▶ **Work to be completed**: Every line of the data that contains the string "dance" must be copied.
-- Start Stored records --
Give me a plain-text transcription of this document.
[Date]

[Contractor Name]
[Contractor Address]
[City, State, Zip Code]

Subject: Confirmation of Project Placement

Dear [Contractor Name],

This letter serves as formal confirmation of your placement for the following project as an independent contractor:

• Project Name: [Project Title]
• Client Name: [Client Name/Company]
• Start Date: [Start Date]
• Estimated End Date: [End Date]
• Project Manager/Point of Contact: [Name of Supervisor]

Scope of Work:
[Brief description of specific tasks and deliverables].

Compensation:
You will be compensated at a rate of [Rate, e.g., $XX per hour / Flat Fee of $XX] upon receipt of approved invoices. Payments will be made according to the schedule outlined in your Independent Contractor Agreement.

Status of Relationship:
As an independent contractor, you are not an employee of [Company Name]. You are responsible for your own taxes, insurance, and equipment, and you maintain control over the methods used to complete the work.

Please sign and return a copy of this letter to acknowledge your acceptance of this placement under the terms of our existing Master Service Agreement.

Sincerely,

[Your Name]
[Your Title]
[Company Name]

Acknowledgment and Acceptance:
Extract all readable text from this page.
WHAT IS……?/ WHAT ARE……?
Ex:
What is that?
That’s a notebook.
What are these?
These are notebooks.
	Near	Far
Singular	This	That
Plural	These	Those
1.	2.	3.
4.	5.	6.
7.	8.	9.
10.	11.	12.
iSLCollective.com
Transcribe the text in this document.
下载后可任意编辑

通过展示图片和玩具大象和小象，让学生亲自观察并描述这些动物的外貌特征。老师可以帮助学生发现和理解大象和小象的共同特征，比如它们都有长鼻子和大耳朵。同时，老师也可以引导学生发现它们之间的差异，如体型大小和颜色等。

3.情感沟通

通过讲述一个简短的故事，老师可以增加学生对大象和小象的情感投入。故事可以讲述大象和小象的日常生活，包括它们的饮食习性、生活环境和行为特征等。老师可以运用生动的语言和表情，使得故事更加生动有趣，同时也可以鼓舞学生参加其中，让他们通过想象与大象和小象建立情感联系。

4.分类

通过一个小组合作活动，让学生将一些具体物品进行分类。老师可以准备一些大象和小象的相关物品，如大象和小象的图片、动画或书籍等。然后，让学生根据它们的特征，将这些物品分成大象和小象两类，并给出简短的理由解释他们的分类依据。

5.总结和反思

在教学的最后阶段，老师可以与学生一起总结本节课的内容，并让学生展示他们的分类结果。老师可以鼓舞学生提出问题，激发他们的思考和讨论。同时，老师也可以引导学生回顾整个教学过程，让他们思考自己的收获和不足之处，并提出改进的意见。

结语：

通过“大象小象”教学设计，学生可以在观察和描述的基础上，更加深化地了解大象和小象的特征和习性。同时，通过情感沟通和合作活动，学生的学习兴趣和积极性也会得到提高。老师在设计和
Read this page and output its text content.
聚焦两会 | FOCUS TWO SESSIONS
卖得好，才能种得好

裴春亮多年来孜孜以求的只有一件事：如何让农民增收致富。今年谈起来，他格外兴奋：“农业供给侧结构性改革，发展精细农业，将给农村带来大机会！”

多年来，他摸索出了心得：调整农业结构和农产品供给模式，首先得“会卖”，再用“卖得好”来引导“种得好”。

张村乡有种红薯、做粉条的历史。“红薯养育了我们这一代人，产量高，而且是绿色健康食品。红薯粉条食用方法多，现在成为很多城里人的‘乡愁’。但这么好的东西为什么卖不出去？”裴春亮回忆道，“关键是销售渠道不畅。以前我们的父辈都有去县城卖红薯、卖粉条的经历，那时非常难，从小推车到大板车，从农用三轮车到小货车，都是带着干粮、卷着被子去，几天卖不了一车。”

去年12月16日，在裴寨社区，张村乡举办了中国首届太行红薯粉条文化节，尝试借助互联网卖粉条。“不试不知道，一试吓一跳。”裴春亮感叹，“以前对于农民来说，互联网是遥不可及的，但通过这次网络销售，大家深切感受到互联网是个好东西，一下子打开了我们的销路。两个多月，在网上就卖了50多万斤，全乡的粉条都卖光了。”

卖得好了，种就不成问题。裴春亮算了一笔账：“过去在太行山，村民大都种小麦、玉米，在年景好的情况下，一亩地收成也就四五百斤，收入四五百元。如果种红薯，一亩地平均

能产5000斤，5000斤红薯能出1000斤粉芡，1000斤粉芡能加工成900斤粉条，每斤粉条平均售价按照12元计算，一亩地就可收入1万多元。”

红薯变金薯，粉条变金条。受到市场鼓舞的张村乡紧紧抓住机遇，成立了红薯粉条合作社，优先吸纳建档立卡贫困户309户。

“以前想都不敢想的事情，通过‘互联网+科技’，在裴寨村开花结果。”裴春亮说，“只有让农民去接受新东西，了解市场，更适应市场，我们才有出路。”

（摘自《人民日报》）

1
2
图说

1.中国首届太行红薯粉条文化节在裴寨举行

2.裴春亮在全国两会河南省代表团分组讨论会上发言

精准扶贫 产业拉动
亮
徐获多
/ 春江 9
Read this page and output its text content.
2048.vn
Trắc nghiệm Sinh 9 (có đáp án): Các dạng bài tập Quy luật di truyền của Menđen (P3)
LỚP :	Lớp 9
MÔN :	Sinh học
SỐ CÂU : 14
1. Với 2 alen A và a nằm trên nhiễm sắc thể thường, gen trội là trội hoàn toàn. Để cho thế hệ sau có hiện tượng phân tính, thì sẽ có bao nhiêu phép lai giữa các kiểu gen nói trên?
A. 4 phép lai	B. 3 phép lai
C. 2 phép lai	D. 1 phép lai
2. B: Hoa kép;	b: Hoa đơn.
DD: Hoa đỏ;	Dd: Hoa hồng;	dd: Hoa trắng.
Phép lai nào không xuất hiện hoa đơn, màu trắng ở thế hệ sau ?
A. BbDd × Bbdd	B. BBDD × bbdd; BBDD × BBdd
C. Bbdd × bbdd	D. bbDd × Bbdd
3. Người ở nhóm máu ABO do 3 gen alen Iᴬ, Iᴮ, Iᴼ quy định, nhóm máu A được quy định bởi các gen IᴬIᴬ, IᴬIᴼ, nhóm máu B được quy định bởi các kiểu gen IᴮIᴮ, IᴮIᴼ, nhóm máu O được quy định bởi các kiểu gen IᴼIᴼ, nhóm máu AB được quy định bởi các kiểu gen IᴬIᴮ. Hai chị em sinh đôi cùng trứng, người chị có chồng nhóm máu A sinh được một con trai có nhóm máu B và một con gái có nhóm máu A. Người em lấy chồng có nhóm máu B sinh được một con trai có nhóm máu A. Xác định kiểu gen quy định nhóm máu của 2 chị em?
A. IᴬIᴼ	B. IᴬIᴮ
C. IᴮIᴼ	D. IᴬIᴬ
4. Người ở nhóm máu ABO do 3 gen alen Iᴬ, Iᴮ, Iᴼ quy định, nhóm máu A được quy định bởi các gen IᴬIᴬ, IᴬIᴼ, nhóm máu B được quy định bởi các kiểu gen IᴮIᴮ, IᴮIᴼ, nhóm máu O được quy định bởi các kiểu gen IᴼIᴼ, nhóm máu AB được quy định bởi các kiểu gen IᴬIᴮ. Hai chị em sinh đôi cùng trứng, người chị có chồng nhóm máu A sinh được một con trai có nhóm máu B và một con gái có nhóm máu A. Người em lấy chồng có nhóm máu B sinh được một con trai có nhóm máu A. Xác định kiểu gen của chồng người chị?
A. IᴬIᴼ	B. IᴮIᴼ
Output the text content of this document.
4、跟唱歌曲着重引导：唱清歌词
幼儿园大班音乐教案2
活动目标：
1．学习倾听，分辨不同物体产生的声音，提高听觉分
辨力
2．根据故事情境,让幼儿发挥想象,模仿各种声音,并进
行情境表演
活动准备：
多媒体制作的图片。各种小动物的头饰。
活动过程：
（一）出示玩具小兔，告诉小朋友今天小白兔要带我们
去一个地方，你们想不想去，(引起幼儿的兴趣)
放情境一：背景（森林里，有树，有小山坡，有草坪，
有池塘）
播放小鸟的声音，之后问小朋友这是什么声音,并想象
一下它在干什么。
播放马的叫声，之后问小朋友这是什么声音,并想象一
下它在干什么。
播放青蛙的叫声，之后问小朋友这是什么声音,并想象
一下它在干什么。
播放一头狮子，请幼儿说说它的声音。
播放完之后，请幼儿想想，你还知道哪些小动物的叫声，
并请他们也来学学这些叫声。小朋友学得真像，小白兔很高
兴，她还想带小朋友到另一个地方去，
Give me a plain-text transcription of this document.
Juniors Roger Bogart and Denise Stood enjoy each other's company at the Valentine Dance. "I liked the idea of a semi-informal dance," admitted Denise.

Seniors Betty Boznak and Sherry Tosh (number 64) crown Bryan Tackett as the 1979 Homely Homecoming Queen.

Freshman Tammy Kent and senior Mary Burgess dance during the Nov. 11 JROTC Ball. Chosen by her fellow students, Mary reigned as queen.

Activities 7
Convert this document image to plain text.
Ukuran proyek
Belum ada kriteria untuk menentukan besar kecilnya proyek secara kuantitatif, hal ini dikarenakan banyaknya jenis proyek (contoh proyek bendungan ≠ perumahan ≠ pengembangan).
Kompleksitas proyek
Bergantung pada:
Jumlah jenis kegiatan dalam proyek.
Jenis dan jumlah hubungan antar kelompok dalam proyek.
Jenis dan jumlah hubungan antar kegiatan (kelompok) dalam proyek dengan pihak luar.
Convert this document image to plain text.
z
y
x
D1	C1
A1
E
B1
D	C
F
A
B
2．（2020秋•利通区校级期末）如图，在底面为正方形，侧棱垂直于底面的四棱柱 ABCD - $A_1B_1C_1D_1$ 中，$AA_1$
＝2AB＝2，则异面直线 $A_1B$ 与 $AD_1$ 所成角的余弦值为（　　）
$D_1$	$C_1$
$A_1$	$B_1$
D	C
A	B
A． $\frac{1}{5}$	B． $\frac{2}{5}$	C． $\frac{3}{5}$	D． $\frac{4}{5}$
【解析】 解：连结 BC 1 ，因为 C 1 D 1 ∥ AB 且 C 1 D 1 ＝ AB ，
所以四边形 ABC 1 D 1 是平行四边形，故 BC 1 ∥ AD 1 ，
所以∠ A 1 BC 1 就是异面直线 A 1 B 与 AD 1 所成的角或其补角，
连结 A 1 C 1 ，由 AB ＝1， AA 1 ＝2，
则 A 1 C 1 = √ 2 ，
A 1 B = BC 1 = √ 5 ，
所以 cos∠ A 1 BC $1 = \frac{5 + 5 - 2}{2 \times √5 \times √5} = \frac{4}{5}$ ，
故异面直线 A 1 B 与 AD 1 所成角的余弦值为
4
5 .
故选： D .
-- End Stored records --
▶ **Written response**:
Juniors Roger Bogart and Denise Stood enjoy each other's company at the Valentine Dance. "I liked the idea of a semi-informal dance," admitted Denise.
Freshman Tammy Kent and senior Mary Burgess dance during the Nov. 11 JROTC Ball. Chosen by her fellow students, Mary reigned as queen.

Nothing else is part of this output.